__Material provided__
▶
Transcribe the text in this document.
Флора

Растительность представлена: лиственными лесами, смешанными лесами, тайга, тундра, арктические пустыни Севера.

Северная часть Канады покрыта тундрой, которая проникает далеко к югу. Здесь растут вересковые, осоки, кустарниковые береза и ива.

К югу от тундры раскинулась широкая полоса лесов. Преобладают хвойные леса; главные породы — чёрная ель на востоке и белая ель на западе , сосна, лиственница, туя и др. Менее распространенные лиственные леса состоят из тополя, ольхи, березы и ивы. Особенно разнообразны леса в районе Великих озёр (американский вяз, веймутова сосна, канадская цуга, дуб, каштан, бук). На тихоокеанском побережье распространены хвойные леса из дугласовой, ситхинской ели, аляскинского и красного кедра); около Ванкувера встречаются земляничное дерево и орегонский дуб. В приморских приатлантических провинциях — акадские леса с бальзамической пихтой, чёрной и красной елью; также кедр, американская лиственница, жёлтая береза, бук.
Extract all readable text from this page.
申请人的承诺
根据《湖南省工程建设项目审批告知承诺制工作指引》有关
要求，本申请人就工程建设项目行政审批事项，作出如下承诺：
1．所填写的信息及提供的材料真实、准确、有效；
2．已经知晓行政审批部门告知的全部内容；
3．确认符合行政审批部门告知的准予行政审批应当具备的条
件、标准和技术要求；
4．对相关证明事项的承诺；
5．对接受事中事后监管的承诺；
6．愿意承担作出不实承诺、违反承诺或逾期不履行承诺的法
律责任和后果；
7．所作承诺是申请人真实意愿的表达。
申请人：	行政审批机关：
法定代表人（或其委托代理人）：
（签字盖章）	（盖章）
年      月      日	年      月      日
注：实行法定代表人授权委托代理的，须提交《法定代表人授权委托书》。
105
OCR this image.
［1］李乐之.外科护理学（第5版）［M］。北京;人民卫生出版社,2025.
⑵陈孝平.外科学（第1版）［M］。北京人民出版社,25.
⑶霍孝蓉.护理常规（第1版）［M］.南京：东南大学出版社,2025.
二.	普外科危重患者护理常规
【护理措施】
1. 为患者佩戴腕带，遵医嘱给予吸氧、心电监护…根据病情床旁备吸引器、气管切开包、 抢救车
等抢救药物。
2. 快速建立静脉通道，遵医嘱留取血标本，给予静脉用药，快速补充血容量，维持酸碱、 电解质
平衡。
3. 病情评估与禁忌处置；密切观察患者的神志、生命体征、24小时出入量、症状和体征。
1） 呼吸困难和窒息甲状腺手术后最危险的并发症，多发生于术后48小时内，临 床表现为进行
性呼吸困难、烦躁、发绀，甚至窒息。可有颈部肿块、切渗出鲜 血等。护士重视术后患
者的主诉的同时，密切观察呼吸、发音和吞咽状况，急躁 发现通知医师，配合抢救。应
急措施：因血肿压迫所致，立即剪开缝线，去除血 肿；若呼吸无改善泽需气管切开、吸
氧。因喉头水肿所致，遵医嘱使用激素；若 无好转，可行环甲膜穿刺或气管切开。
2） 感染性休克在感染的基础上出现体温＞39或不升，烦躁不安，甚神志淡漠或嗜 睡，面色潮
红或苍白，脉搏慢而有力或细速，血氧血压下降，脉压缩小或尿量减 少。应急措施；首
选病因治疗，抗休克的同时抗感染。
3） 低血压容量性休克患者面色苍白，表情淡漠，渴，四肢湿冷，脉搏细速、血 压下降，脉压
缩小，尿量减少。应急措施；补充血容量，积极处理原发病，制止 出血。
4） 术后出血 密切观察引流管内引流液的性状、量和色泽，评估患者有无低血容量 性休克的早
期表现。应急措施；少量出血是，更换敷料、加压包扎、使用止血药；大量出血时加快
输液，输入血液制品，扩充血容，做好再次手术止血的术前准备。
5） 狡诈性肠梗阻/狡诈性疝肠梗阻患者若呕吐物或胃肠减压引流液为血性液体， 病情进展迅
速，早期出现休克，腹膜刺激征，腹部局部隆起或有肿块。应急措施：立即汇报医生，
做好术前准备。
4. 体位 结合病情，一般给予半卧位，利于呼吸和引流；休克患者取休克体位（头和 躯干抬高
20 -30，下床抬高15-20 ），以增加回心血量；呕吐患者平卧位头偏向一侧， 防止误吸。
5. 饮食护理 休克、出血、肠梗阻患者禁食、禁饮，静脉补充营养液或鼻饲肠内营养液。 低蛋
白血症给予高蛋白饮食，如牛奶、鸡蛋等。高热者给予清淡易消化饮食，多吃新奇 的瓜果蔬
◀
__Exercise brief__
From the records above, please extract every line and repeat it exactly.

__Response below__
Transcribe the text in this document.
Флора

Растительность представлена: лиственными лесами, смешанными лесами, тайга, тундра, арктические пустыни Севера.

Северная часть Канады покрыта тундрой, которая проникает далеко к югу. Здесь растут вересковые, осоки, кустарниковые береза и ива.

К югу от тундры раскинулась широкая полоса лесов. Преобладают хвойные леса; главные породы — чёрная ель на востоке и белая ель на западе , сосна, лиственница, туя и др. Менее распространенные лиственные леса состоят из тополя, ольхи, березы и ивы. Особенно разнообразны леса в районе Великих озёр (американский вяз, веймутова сосна, канадская цуга, дуб, каштан, бук). На тихоокеанском побережье распространены хвойные леса из дугласовой, ситхинской ели, аляскинского и красного кедра); около Ванкувера встречаются земляничное дерево и орегонский дуб. В приморских приатлантических провинциях — акадские леса с бальзамической пихтой, чёрной и красной елью; также кедр, американская лиственница, жёлтая береза, бук.
Extract all readable text from this page.
申请人的承诺
根据《湖南省工程建设项目审批告知承诺制工作指引》有关
要求，本申请人就工程建设项目行政审批事项，作出如下承诺：
1．所填写的信息及提供的材料真实、准确、有效；
2．已经知晓行政审批部门告知的全部内容；
3．确认符合行政审批部门告知的准予行政审批应当具备的条
件、标准和技术要求；
4．对相关证明事项的承诺；
5．对接受事中事后监管的承诺；
6．愿意承担作出不实承诺、违反承诺或逾期不履行承诺的法
律责任和后果；
7．所作承诺是申请人真实意愿的表达。
申请人：	行政审批机关：
法定代表人（或其委托代理人）：
（签字盖章）	（盖章）
年      月      日	年      月      日
注：实行法定代表人授权委托代理的，须提交《法定代表人授权委托书》。
105
OCR this image.
［1］李乐之.外科护理学（第5版）［M］。北京;人民卫生出版社,2025.
⑵陈孝平.外科学（第1版）［M］。北京人民出版社,25.
⑶霍孝蓉.护理常规（第1版）［M］.南京：东南大学出版社,2025.
二.	普外科危重患者护理常规
【护理措施】
1. 为患者佩戴腕带，遵医嘱给予吸氧、心电监护…根据病情床旁备吸引器、气管切开包、 抢救车
等抢救药物。
2. 快速建立静脉通道，遵医嘱留取血标本，给予静脉用药，快速补充血容量，维持酸碱、 电解质
平衡。
3. 病情评估与禁忌处置；密切观察患者的神志、生命体征、24小时出入量、症状和体征。
1） 呼吸困难和窒息甲状腺手术后最危险的并发症，多发生于术后48小时内，临 床表现为进行
性呼吸困难、烦躁、发绀，甚至窒息。可有颈部肿块、切渗出鲜 血等。护士重视术后患
者的主诉的同时，密切观察呼吸、发音和吞咽状况，急躁 发现通知医师，配合抢救。应
急措施：因血肿压迫所致，立即剪开缝线，去除血 肿；若呼吸无改善泽需气管切开、吸
氧。因喉头水肿所致，遵医嘱使用激素；若 无好转，可行环甲膜穿刺或气管切开。
2） 感染性休克在感染的基础上出现体温＞39或不升，烦躁不安，甚神志淡漠或嗜 睡，面色潮
红或苍白，脉搏慢而有力或细速，血氧血压下降，脉压缩小或尿量减 少。应急措施；首
选病因治疗，抗休克的同时抗感染。
3） 低血压容量性休克患者面色苍白，表情淡漠，渴，四肢湿冷，脉搏细速、血 压下降，脉压
缩小，尿量减少。应急措施；补充血容量，积极处理原发病，制止 出血。
4） 术后出血 密切观察引流管内引流液的性状、量和色泽，评估患者有无低血容量 性休克的早
期表现。应急措施；少量出血是，更换敷料、加压包扎、使用止血药；大量出血时加快
输液，输入血液制品，扩充血容，做好再次手术止血的术前准备。
5） 狡诈性肠梗阻/狡诈性疝肠梗阻患者若呕吐物或胃肠减压引流液为血性液体， 病情进展迅
速，早期出现休克，腹膜刺激征，腹部局部隆起或有肿块。应急措施：立即汇报医生，
做好术前准备。
4. 体位 结合病情，一般给予半卧位，利于呼吸和引流；休克患者取休克体位（头和 躯干抬高
20 -30，下床抬高15-20 ），以增加回心血量；呕吐患者平卧位头偏向一侧， 防止误吸。
5. 饮食护理 休克、出血、肠梗阻患者禁食、禁饮，静脉补充营养液或鼻饲肠内营养液。 低蛋
白血症给予高蛋白饮食，如牛奶、鸡蛋等。高热者给予清淡易消化饮食，多吃新奇 的瓜果蔬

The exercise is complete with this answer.